Stored data entries

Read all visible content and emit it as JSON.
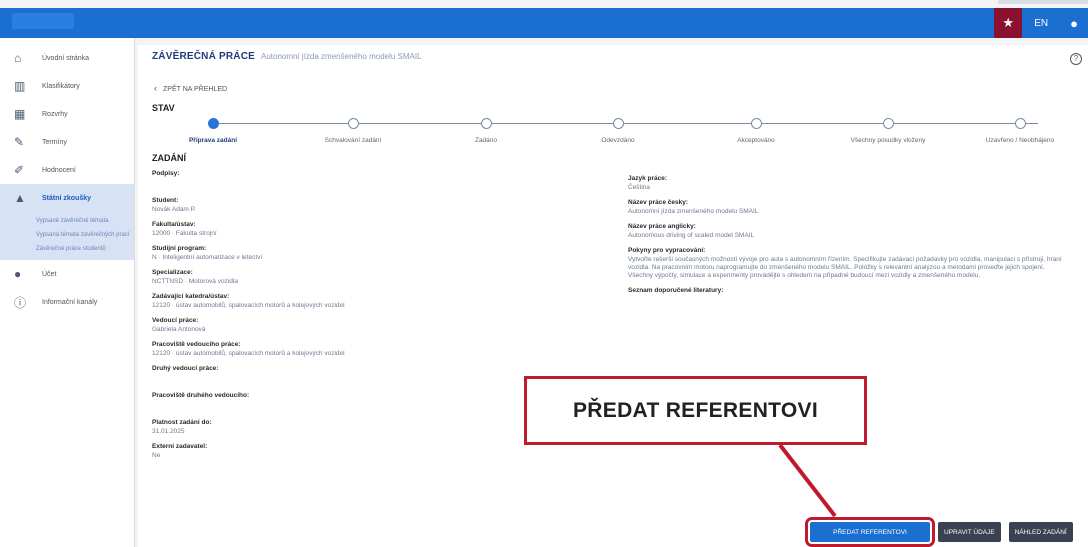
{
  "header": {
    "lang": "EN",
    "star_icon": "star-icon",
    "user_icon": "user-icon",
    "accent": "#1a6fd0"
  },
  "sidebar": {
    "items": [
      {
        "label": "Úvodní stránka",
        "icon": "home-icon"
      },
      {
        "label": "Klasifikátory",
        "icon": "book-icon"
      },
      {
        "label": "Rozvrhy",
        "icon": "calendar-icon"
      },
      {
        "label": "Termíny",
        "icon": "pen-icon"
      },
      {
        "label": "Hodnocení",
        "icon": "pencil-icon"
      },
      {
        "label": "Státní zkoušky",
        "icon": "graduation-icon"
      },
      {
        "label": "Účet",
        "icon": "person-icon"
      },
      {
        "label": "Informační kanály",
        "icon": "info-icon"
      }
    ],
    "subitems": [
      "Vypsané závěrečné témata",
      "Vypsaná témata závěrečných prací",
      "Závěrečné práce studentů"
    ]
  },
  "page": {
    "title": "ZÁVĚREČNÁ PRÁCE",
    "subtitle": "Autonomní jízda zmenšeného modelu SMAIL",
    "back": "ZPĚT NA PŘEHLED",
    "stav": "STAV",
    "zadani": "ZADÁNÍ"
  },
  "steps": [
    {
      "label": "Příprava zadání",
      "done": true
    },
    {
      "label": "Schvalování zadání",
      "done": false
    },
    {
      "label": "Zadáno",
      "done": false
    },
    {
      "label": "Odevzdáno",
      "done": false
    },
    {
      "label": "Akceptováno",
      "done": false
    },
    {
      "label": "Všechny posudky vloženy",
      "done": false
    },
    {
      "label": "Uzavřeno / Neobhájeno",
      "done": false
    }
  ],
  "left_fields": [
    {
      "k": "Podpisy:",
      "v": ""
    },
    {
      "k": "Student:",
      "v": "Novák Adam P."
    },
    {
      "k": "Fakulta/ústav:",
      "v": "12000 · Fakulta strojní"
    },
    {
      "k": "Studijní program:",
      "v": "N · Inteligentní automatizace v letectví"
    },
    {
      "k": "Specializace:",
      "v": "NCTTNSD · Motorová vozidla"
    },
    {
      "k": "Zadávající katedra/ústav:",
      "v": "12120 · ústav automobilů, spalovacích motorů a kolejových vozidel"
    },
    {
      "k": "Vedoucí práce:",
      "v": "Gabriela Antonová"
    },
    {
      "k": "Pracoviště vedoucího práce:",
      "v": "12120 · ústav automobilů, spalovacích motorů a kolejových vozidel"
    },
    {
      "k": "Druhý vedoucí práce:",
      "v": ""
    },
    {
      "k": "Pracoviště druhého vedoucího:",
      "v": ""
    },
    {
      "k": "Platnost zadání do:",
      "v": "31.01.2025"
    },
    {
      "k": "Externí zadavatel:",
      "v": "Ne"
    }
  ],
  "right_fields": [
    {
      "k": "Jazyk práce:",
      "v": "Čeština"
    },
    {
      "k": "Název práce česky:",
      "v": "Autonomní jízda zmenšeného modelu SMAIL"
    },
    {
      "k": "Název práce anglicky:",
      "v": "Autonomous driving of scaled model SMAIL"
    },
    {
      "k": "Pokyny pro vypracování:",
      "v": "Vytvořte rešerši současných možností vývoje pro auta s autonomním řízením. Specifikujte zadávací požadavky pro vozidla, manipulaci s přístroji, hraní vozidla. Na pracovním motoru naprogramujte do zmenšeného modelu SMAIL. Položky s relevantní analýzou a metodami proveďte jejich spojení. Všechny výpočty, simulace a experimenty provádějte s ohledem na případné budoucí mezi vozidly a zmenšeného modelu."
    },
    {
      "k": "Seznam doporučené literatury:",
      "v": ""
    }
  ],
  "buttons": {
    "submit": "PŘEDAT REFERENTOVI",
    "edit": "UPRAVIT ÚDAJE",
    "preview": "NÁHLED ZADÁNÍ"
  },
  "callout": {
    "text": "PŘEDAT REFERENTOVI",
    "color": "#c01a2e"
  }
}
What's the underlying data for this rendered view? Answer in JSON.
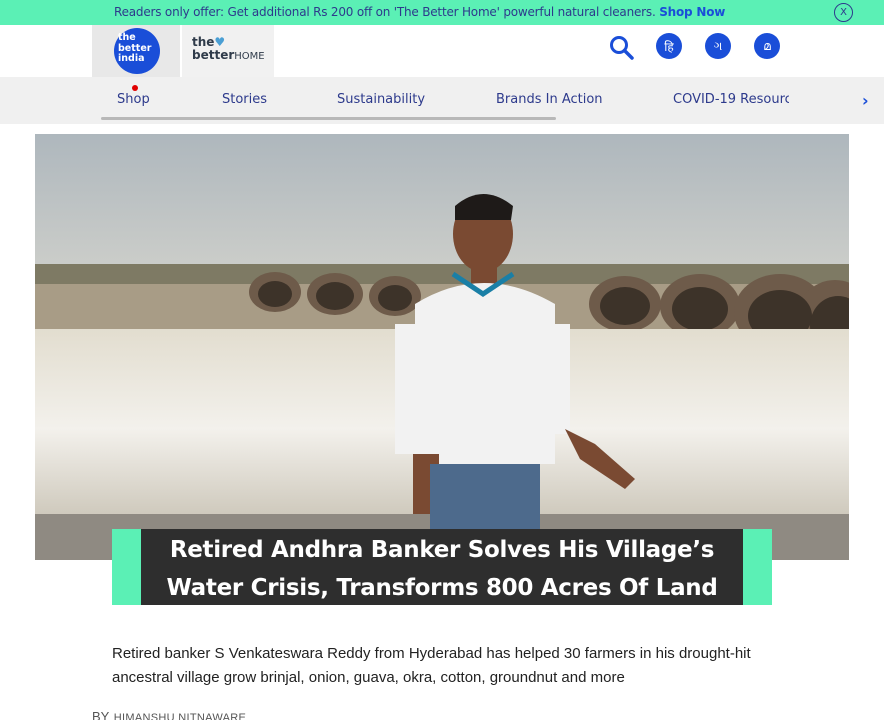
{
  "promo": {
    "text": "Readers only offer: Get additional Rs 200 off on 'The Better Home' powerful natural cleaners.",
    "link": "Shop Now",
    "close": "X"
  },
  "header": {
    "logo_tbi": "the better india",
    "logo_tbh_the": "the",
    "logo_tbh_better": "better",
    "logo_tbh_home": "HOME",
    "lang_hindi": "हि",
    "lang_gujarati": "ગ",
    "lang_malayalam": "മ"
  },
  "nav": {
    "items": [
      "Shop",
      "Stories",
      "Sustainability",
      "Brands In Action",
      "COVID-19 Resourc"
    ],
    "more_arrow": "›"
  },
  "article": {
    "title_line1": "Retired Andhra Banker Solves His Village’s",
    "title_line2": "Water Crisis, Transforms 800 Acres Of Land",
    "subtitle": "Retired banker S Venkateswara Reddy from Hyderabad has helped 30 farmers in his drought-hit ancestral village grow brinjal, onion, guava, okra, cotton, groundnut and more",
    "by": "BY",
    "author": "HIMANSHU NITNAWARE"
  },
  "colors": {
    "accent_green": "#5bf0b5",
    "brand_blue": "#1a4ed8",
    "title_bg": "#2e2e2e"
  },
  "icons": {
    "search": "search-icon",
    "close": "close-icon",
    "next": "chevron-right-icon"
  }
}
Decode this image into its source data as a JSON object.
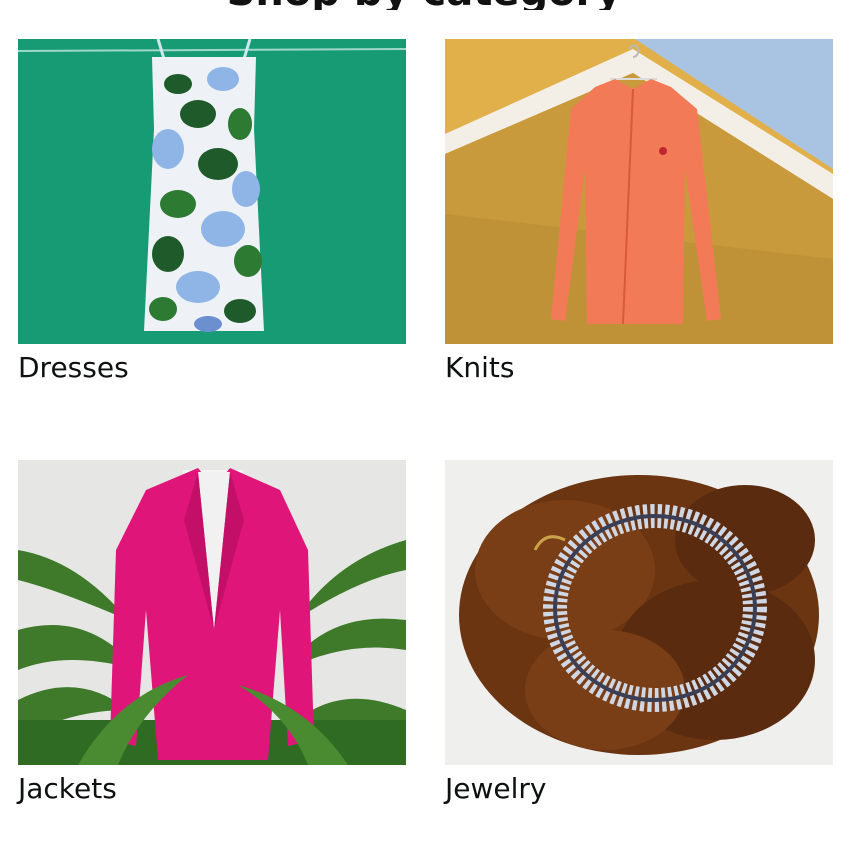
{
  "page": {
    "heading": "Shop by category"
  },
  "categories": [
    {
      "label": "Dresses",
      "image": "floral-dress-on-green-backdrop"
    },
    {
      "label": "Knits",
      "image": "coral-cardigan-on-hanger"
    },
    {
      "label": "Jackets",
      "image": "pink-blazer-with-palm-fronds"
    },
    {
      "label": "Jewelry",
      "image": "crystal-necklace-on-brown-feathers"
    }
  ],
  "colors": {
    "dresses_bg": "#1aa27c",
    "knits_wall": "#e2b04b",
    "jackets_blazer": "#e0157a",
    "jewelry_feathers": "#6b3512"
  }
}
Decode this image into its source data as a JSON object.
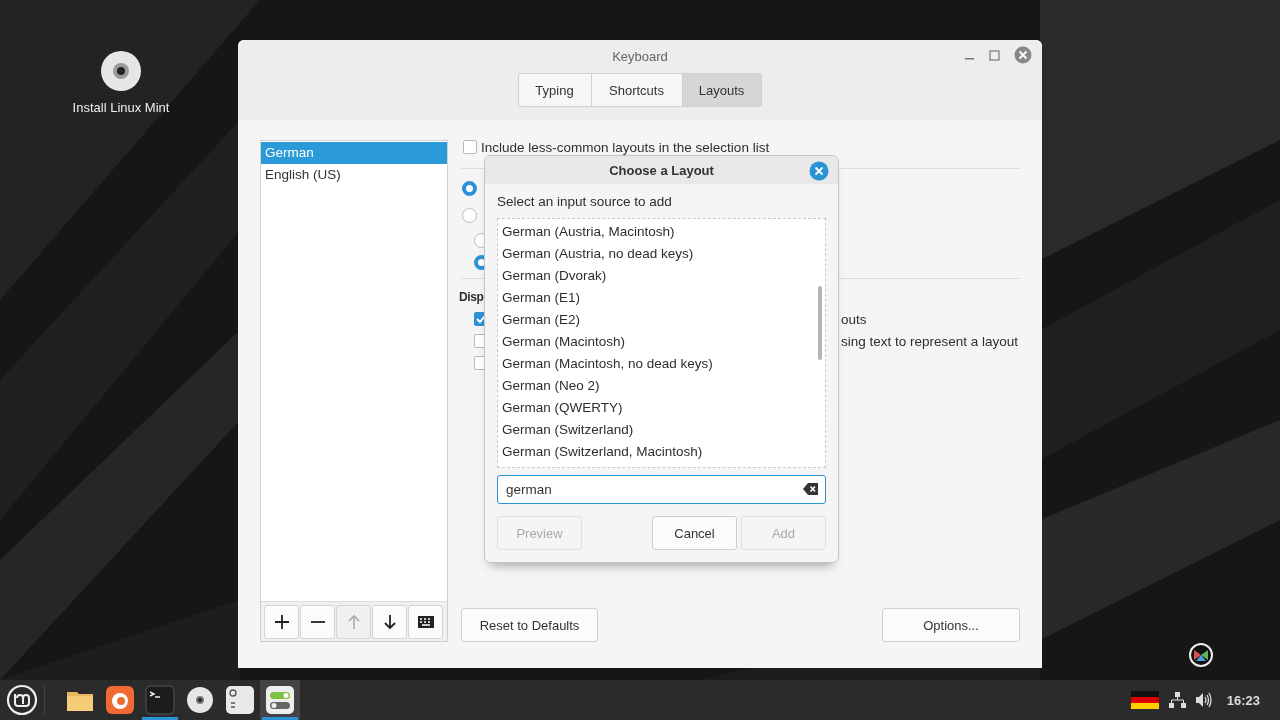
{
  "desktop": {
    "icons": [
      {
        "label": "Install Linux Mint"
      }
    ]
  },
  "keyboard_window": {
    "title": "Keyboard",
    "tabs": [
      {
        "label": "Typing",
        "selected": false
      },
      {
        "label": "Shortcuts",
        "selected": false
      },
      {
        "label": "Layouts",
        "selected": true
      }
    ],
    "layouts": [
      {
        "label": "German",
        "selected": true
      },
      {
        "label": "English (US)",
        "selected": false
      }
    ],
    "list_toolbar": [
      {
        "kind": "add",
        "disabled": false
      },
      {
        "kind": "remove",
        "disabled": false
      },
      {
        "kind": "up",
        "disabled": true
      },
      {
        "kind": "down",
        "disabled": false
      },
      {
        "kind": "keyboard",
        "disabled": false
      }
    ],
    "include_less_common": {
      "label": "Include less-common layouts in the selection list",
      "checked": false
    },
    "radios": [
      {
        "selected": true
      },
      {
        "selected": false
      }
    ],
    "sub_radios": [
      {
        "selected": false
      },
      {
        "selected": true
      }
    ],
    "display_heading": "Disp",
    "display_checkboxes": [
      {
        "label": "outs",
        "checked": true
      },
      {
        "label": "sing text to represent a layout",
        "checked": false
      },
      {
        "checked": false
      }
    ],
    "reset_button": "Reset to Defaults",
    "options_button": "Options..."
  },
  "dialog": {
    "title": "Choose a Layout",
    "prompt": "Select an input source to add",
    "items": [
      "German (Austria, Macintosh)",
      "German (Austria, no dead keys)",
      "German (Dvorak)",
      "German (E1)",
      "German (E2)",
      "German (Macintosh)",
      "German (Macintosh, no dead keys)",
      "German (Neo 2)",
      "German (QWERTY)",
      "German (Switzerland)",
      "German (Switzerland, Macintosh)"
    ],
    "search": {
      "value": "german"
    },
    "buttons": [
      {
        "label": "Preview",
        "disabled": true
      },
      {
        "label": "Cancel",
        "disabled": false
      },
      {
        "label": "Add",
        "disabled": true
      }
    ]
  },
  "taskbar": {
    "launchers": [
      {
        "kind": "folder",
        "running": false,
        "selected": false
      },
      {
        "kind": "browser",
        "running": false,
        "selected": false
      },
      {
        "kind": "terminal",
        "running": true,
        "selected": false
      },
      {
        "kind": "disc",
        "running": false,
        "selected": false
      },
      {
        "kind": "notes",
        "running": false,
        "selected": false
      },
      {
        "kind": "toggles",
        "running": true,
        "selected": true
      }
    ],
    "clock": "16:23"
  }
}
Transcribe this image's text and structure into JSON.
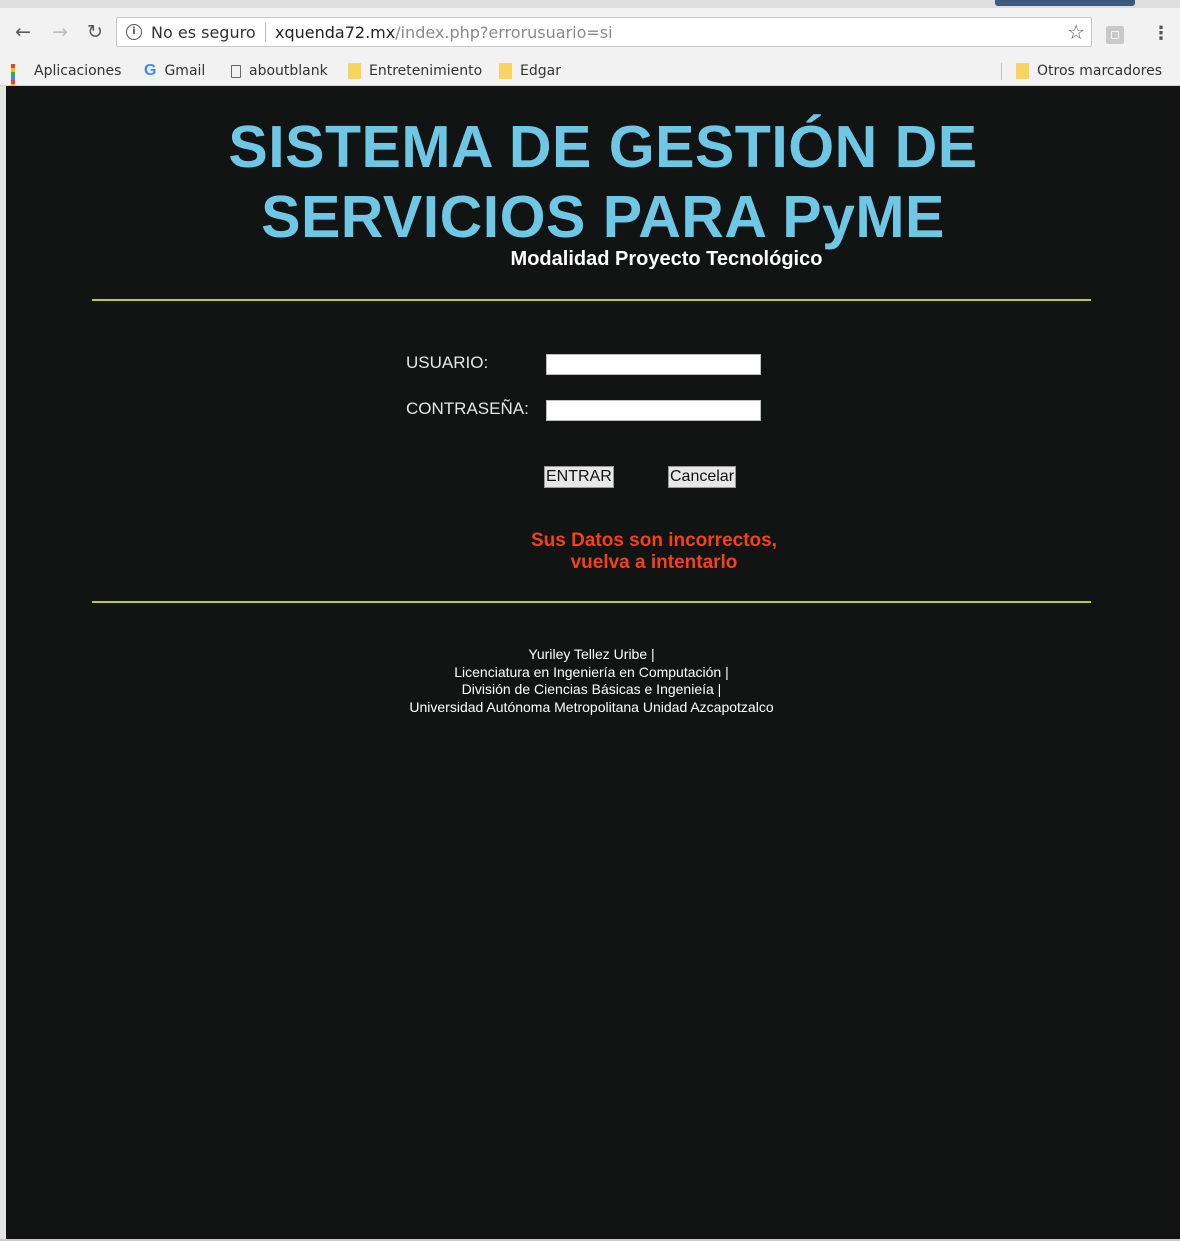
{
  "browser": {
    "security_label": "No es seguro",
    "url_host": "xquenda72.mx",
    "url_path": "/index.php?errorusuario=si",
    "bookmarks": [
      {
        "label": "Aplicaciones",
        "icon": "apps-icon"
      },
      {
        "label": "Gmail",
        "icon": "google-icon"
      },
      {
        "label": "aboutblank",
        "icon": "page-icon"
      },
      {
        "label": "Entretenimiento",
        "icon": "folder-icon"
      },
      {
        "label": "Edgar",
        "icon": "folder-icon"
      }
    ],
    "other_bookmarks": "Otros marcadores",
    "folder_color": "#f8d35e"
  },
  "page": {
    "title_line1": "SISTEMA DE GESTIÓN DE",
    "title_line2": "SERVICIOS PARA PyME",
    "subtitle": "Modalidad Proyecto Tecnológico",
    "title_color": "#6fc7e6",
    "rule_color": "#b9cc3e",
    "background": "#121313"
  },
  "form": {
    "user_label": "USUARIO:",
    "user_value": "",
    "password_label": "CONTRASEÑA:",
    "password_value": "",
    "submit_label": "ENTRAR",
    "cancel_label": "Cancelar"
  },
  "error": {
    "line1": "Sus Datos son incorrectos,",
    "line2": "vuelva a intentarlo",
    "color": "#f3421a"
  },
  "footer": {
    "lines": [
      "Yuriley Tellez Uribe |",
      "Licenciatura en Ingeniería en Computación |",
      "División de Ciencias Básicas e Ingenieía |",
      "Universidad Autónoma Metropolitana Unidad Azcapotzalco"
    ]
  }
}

__WORK REQUIRED__
Tally the lines of the data that hold the string "Switzerland". Answer with the number and nothing more.

__SOLUTION TO THIS PROBLEM__
2